WHAT YOU HAVE TO DO
Show all lines that include the string "Edit"; copy each one.

Dataset excerpts
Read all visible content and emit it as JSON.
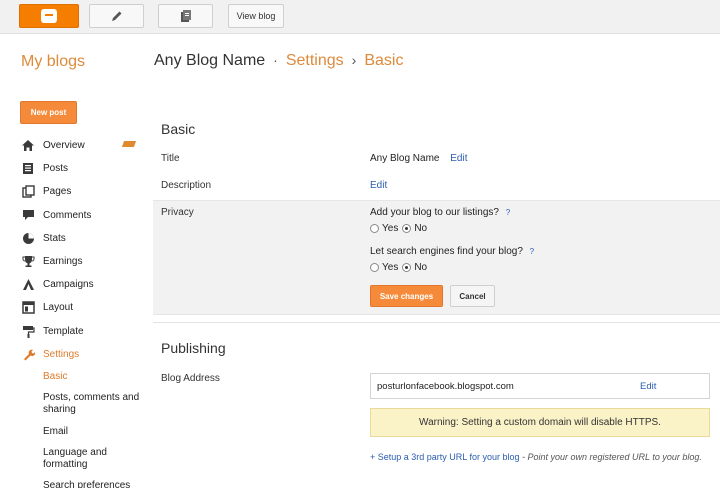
{
  "toolbar": {
    "view_blog": "View blog",
    "icons": [
      "blogger-logo-icon",
      "pencil-icon",
      "pages-icon"
    ],
    "accent": "#f57d00"
  },
  "header": {
    "my_blogs": "My blogs",
    "blog_name": "Any Blog Name",
    "sep1": "·",
    "settings": "Settings",
    "sep2": "›",
    "basic": "Basic"
  },
  "sidebar": {
    "new_post": "New post",
    "items": [
      {
        "label": "Overview",
        "icon": "house-icon"
      },
      {
        "label": "Posts",
        "icon": "posts-icon"
      },
      {
        "label": "Pages",
        "icon": "pages-icon"
      },
      {
        "label": "Comments",
        "icon": "comment-icon"
      },
      {
        "label": "Stats",
        "icon": "pie-chart-icon"
      },
      {
        "label": "Earnings",
        "icon": "trophy-icon"
      },
      {
        "label": "Campaigns",
        "icon": "campaign-icon"
      },
      {
        "label": "Layout",
        "icon": "layout-icon"
      },
      {
        "label": "Template",
        "icon": "paint-roller-icon"
      },
      {
        "label": "Settings",
        "icon": "wrench-icon"
      }
    ],
    "sub_items": [
      {
        "label": "Basic"
      },
      {
        "label": "Posts, comments and sharing"
      },
      {
        "label": "Email"
      },
      {
        "label": "Language and formatting"
      },
      {
        "label": "Search preferences"
      }
    ]
  },
  "basic": {
    "title": "Basic",
    "title_label": "Title",
    "title_value": "Any Blog Name",
    "title_edit": "Edit",
    "description_label": "Description",
    "description_edit": "Edit",
    "privacy_label": "Privacy",
    "listing_question": "Add your blog to our listings?",
    "listing_help": "?",
    "listing_yes": "Yes",
    "listing_no": "No",
    "search_question": "Let search engines find your blog?",
    "search_help": "?",
    "search_yes": "Yes",
    "search_no": "No",
    "save": "Save changes",
    "cancel": "Cancel"
  },
  "publishing": {
    "title": "Publishing",
    "address_label": "Blog Address",
    "address_value": "posturlonfacebook.blogspot.com",
    "address_edit": "Edit",
    "warning": "Warning: Setting a custom domain will disable HTTPS.",
    "setup_link": "+ Setup a 3rd party URL for your blog",
    "setup_text": " - Point your own registered URL to your blog."
  }
}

TASK OUTPUT
    "title_edit": "Edit",
    "description_edit": "Edit",
    "address_edit": "Edit",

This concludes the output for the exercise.